**Input material**

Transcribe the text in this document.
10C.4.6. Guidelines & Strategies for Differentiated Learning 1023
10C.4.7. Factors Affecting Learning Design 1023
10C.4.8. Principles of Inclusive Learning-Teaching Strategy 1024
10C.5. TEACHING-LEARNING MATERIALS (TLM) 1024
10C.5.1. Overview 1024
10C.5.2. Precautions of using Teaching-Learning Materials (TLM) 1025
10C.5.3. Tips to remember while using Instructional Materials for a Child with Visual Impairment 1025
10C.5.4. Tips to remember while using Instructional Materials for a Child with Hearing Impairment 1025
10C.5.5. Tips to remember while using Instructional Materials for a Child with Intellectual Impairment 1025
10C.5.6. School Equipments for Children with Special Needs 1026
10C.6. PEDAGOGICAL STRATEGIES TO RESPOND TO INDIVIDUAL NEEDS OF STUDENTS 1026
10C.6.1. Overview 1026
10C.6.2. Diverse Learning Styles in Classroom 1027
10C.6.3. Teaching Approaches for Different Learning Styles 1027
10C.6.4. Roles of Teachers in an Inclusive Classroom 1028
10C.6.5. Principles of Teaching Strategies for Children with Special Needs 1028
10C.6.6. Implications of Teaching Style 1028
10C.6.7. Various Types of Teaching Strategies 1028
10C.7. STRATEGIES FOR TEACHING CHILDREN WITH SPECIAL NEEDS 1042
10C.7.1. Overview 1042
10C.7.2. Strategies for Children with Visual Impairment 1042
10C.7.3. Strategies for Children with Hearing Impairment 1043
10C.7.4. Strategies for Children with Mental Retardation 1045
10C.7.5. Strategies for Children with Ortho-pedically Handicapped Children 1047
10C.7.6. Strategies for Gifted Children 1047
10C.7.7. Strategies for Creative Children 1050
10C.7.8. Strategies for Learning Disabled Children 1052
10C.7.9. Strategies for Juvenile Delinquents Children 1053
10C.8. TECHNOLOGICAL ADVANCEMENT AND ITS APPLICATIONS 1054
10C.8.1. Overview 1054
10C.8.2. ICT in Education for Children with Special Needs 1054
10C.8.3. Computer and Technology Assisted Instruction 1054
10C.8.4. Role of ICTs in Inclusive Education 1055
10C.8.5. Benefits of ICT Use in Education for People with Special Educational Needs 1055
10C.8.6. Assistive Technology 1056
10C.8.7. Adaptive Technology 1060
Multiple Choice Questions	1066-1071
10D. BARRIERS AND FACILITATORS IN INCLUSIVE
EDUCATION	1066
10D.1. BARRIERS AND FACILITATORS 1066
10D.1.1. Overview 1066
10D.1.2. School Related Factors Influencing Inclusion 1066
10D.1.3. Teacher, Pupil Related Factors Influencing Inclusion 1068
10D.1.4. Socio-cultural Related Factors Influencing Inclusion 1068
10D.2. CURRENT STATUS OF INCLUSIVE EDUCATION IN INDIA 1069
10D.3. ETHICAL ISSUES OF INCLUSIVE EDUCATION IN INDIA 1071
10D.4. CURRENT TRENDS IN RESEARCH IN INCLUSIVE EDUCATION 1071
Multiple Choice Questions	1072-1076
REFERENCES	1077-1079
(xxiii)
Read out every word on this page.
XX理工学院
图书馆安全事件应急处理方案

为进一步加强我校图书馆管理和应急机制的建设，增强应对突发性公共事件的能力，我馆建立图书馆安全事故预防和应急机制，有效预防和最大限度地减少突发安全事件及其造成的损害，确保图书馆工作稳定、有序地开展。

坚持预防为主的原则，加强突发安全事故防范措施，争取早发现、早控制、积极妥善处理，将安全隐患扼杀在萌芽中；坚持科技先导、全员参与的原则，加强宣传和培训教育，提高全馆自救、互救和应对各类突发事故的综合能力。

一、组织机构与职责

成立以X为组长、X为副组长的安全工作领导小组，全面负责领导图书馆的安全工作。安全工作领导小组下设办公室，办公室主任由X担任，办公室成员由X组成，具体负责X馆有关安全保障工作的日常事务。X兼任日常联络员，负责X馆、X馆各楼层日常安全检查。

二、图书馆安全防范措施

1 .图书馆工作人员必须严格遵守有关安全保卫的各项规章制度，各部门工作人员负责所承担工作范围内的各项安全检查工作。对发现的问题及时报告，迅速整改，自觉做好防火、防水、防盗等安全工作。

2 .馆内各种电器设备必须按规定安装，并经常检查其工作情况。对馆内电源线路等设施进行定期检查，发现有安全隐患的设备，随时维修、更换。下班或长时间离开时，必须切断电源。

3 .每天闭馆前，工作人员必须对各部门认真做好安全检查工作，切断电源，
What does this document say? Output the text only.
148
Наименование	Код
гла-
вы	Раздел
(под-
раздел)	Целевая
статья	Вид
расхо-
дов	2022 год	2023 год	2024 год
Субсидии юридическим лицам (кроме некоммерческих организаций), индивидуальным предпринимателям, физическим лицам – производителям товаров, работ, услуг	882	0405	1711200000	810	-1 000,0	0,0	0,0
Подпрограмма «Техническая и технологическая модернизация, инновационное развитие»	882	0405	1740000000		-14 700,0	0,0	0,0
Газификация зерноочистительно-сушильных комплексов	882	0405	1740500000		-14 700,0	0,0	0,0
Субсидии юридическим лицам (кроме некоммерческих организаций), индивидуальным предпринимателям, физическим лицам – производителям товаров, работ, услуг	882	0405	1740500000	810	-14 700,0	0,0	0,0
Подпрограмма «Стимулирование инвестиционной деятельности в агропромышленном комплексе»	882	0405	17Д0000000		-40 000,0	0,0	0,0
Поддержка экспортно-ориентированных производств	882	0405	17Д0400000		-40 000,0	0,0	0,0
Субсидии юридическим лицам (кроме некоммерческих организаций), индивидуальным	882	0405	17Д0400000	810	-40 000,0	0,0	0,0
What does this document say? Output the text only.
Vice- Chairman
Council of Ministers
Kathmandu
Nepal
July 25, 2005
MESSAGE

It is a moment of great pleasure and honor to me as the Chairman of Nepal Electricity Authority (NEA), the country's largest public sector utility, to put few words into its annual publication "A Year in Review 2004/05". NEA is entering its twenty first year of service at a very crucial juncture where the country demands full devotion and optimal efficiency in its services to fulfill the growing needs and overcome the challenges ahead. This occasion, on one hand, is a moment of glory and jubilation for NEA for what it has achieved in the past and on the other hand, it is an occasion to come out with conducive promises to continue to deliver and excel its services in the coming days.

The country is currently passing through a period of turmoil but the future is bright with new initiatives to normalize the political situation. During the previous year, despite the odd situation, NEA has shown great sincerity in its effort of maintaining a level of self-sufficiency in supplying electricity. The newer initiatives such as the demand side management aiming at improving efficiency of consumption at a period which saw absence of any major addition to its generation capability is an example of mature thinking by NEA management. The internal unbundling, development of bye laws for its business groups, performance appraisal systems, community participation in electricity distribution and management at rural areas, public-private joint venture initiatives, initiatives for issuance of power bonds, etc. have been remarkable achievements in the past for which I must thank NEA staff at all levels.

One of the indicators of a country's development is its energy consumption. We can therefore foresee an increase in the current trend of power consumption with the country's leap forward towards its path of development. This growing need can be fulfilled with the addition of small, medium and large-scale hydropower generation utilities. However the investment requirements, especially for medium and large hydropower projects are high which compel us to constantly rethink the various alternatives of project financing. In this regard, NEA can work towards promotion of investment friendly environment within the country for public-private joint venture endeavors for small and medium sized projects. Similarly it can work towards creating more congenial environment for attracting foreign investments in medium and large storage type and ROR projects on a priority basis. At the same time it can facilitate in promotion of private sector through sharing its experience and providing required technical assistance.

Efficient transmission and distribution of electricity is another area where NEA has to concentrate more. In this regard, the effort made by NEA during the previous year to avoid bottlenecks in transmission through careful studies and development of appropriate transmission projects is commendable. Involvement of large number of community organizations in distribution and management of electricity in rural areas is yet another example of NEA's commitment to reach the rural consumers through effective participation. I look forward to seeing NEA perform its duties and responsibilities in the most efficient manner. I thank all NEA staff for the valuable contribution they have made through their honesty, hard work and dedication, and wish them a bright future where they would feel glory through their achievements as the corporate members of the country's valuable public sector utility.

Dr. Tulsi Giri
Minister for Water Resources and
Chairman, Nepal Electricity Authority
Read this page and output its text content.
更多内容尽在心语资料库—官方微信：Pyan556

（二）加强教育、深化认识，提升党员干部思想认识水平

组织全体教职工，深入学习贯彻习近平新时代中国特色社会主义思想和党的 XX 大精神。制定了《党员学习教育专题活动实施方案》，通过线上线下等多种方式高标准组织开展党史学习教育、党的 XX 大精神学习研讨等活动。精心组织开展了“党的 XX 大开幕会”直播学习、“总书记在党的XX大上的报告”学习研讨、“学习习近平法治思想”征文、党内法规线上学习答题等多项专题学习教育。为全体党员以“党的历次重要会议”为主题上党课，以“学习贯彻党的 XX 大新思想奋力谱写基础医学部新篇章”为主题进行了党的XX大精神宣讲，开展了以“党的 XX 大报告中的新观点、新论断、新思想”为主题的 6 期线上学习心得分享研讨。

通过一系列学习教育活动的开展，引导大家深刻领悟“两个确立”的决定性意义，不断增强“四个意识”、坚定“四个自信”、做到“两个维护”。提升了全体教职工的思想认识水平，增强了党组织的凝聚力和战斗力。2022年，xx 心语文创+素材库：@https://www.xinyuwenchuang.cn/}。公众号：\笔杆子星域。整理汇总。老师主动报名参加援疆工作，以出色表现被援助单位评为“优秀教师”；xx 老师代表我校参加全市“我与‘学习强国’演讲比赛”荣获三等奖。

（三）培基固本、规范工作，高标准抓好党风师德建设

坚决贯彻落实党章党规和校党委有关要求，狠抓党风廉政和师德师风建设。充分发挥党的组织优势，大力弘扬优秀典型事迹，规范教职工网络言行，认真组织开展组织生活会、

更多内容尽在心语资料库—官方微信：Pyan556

**Task to complete**
Scan the material above. Return every line containing the string "лицам".

**Response**
Субсидии юридическим лицам (кроме некоммерческих организаций), индивидуальным предпринимателям, физическим лицам – производителям товаров, работ, услуг	882	0405	1711200000	810	-1 000,0	0,0	0,0
Субсидии юридическим лицам (кроме некоммерческих организаций), индивидуальным предпринимателям, физическим лицам – производителям товаров, работ, услуг	882	0405	1740500000	810	-14 700,0	0,0	0,0
Субсидии юридическим лицам (кроме некоммерческих организаций), индивидуальным	882	0405	17Д0400000	810	-40 000,0	0,0	0,0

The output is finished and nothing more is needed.